▶ _STORED DATA_:
***

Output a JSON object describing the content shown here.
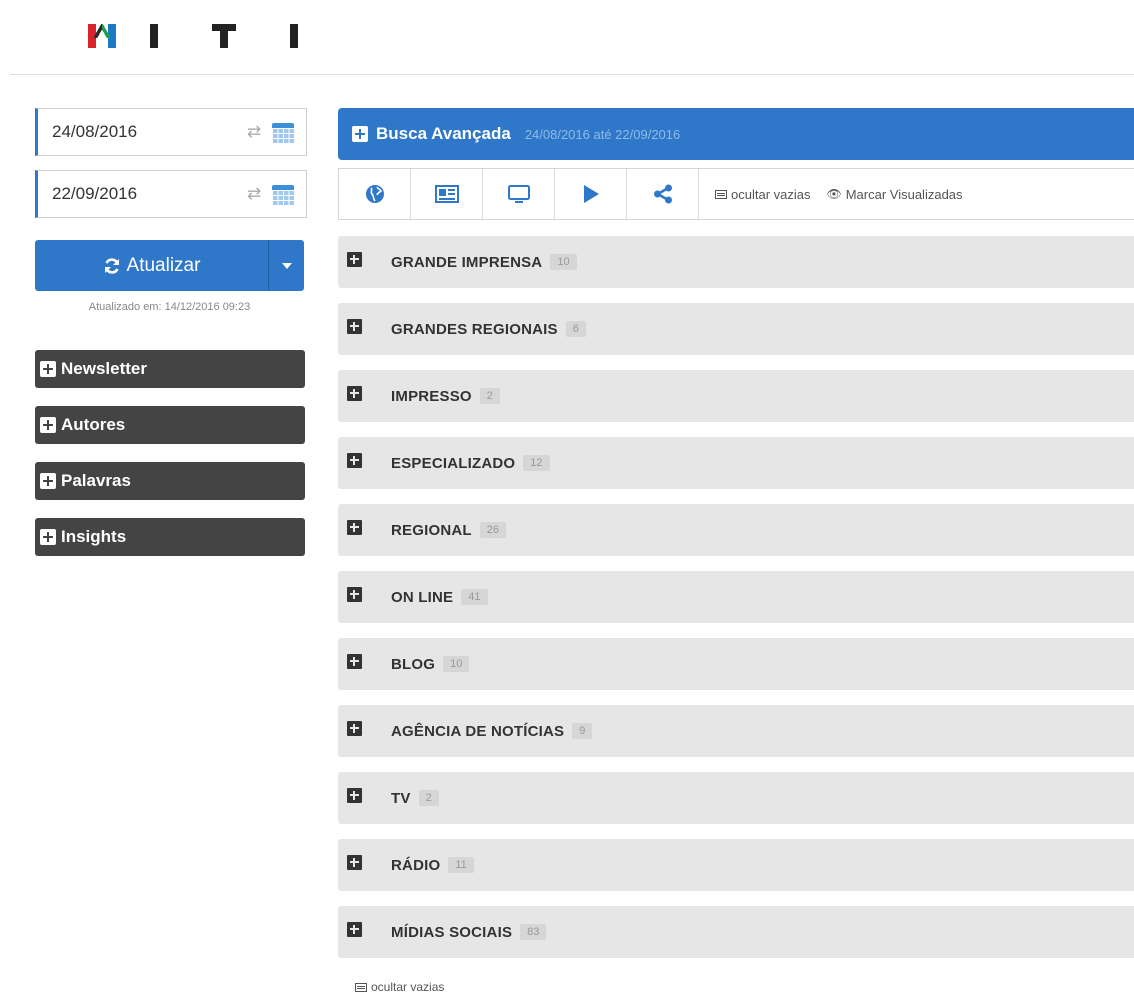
{
  "logo": {
    "letters": [
      "M",
      "I",
      "T",
      "I"
    ]
  },
  "sidebar": {
    "start_date": "24/08/2016",
    "end_date": "22/09/2016",
    "refresh_label": "Atualizar",
    "updated_text": "Atualizado em: 14/12/2016 09:23",
    "panels": [
      {
        "label": "Newsletter"
      },
      {
        "label": "Autores"
      },
      {
        "label": "Palavras"
      },
      {
        "label": "Insights"
      }
    ]
  },
  "search": {
    "title": "Busca Avançada",
    "range": "24/08/2016 até 22/09/2016"
  },
  "toolbar": {
    "icons": [
      "globe-icon",
      "newspaper-icon",
      "monitor-icon",
      "play-icon",
      "share-icon"
    ],
    "hide_empty": "ocultar vazias",
    "mark_viewed": "Marcar Visualizadas"
  },
  "categories": [
    {
      "label": "GRANDE IMPRENSA",
      "count": "10"
    },
    {
      "label": "GRANDES REGIONAIS",
      "count": "6"
    },
    {
      "label": "IMPRESSO",
      "count": "2"
    },
    {
      "label": "ESPECIALIZADO",
      "count": "12"
    },
    {
      "label": "REGIONAL",
      "count": "26"
    },
    {
      "label": "ON LINE",
      "count": "41"
    },
    {
      "label": "BLOG",
      "count": "10"
    },
    {
      "label": "AGÊNCIA DE NOTÍCIAS",
      "count": "9"
    },
    {
      "label": "TV",
      "count": "2"
    },
    {
      "label": "RÁDIO",
      "count": "11"
    },
    {
      "label": "MÍDIAS SOCIAIS",
      "count": "83"
    }
  ],
  "footer": {
    "hide_empty": "ocultar vazias"
  },
  "colors": {
    "accent": "#2f77c8",
    "panel": "#444444",
    "row": "#e6e6e6"
  }
}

***

▶ _TASK PROMPT_:
From the data above, work out how many lines hold "count". Answer with the number alone.

▶ _FULL OUTPUT_:
11